- [DESCRIPTION OF THE TASK]
Read the data and repeat it in full, exactly.

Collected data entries
════

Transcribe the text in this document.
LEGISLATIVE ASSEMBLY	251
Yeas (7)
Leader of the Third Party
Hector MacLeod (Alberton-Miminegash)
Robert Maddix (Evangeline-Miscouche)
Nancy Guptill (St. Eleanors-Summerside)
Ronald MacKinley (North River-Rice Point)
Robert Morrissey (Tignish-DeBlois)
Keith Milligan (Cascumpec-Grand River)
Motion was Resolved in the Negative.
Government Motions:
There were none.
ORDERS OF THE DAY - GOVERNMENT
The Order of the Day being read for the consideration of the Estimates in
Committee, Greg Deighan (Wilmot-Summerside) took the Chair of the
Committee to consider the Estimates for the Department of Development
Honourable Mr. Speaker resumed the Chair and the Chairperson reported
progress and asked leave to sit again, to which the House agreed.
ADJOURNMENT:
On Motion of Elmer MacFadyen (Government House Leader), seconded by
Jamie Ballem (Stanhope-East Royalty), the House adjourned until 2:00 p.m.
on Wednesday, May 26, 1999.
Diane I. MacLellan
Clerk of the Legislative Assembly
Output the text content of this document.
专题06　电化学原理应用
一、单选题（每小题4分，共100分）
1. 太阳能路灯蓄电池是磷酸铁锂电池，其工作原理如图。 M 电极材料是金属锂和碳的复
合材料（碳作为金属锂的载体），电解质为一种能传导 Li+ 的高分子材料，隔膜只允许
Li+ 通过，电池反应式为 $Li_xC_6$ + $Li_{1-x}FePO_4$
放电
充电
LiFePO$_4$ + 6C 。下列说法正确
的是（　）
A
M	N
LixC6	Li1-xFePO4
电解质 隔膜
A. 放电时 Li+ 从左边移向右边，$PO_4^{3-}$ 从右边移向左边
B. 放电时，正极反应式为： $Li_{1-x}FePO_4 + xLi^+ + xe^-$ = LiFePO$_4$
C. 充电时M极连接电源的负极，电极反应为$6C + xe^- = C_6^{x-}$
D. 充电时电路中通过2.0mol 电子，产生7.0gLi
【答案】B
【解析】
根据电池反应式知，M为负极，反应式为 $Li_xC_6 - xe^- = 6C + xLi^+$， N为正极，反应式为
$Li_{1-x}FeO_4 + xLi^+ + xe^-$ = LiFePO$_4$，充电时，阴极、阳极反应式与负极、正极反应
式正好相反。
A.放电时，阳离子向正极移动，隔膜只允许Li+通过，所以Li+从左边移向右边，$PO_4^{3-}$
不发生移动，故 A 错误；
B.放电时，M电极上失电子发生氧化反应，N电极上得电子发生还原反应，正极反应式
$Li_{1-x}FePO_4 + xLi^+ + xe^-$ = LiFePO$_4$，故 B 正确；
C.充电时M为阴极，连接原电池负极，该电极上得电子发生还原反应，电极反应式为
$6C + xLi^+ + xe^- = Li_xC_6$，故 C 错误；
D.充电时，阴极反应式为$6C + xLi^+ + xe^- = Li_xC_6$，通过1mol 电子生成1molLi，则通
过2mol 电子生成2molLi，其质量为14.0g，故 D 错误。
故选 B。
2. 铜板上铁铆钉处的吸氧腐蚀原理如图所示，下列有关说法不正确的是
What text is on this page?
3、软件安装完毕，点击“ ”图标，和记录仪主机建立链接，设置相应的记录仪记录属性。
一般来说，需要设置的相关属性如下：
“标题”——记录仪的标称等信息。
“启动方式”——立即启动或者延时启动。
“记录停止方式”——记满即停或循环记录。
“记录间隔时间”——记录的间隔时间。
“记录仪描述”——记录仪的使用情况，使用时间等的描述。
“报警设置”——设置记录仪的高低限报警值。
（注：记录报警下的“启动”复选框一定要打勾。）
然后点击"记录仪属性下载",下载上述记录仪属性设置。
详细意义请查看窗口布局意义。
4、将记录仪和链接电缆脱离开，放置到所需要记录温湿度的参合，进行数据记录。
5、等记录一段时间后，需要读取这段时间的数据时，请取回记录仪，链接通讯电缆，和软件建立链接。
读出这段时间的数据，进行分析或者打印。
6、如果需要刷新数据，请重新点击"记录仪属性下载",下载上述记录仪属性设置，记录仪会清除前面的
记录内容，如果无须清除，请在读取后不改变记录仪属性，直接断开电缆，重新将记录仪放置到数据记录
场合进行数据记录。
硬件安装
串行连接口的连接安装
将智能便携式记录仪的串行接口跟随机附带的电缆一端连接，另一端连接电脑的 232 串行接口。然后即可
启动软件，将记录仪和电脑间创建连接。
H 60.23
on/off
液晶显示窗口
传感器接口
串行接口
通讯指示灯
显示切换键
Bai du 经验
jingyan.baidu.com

════

- [TASK RESULT]
Transcribe the text in this document.
LEGISLATIVE ASSEMBLY	251
Yeas (7)
Leader of the Third Party
Hector MacLeod (Alberton-Miminegash)
Robert Maddix (Evangeline-Miscouche)
Nancy Guptill (St. Eleanors-Summerside)
Ronald MacKinley (North River-Rice Point)
Robert Morrissey (Tignish-DeBlois)
Keith Milligan (Cascumpec-Grand River)
Motion was Resolved in the Negative.
Government Motions:
There were none.
ORDERS OF THE DAY - GOVERNMENT
The Order of the Day being read for the consideration of the Estimates in
Committee, Greg Deighan (Wilmot-Summerside) took the Chair of the
Committee to consider the Estimates for the Department of Development
Honourable Mr. Speaker resumed the Chair and the Chairperson reported
progress and asked leave to sit again, to which the House agreed.
ADJOURNMENT:
On Motion of Elmer MacFadyen (Government House Leader), seconded by
Jamie Ballem (Stanhope-East Royalty), the House adjourned until 2:00 p.m.
on Wednesday, May 26, 1999.
Diane I. MacLellan
Clerk of the Legislative Assembly
Output the text content of this document.
专题06　电化学原理应用
一、单选题（每小题4分，共100分）
1. 太阳能路灯蓄电池是磷酸铁锂电池，其工作原理如图。 M 电极材料是金属锂和碳的复
合材料（碳作为金属锂的载体），电解质为一种能传导 Li+ 的高分子材料，隔膜只允许
Li+ 通过，电池反应式为 $Li_xC_6$ + $Li_{1-x}FePO_4$
放电
充电
LiFePO$_4$ + 6C 。下列说法正确
的是（　）
A
M	N
LixC6	Li1-xFePO4
电解质 隔膜
A. 放电时 Li+ 从左边移向右边，$PO_4^{3-}$ 从右边移向左边
B. 放电时，正极反应式为： $Li_{1-x}FePO_4 + xLi^+ + xe^-$ = LiFePO$_4$
C. 充电时M极连接电源的负极，电极反应为$6C + xe^- = C_6^{x-}$
D. 充电时电路中通过2.0mol 电子，产生7.0gLi
【答案】B
【解析】
根据电池反应式知，M为负极，反应式为 $Li_xC_6 - xe^- = 6C + xLi^+$， N为正极，反应式为
$Li_{1-x}FeO_4 + xLi^+ + xe^-$ = LiFePO$_4$，充电时，阴极、阳极反应式与负极、正极反应
式正好相反。
A.放电时，阳离子向正极移动，隔膜只允许Li+通过，所以Li+从左边移向右边，$PO_4^{3-}$
不发生移动，故 A 错误；
B.放电时，M电极上失电子发生氧化反应，N电极上得电子发生还原反应，正极反应式
$Li_{1-x}FePO_4 + xLi^+ + xe^-$ = LiFePO$_4$，故 B 正确；
C.充电时M为阴极，连接原电池负极，该电极上得电子发生还原反应，电极反应式为
$6C + xLi^+ + xe^- = Li_xC_6$，故 C 错误；
D.充电时，阴极反应式为$6C + xLi^+ + xe^- = Li_xC_6$，通过1mol 电子生成1molLi，则通
过2mol 电子生成2molLi，其质量为14.0g，故 D 错误。
故选 B。
2. 铜板上铁铆钉处的吸氧腐蚀原理如图所示，下列有关说法不正确的是
What text is on this page?
3、软件安装完毕，点击“ ”图标，和记录仪主机建立链接，设置相应的记录仪记录属性。
一般来说，需要设置的相关属性如下：
“标题”——记录仪的标称等信息。
“启动方式”——立即启动或者延时启动。
“记录停止方式”——记满即停或循环记录。
“记录间隔时间”——记录的间隔时间。
“记录仪描述”——记录仪的使用情况，使用时间等的描述。
“报警设置”——设置记录仪的高低限报警值。
（注：记录报警下的“启动”复选框一定要打勾。）
然后点击"记录仪属性下载",下载上述记录仪属性设置。
详细意义请查看窗口布局意义。
4、将记录仪和链接电缆脱离开，放置到所需要记录温湿度的参合，进行数据记录。
5、等记录一段时间后，需要读取这段时间的数据时，请取回记录仪，链接通讯电缆，和软件建立链接。
读出这段时间的数据，进行分析或者打印。
6、如果需要刷新数据，请重新点击"记录仪属性下载",下载上述记录仪属性设置，记录仪会清除前面的
记录内容，如果无须清除，请在读取后不改变记录仪属性，直接断开电缆，重新将记录仪放置到数据记录
场合进行数据记录。
硬件安装
串行连接口的连接安装
将智能便携式记录仪的串行接口跟随机附带的电缆一端连接，另一端连接电脑的 232 串行接口。然后即可
启动软件，将记录仪和电脑间创建连接。
H 60.23
on/off
液晶显示窗口
传感器接口
串行接口
通讯指示灯
显示切换键
Bai du 经验
jingyan.baidu.com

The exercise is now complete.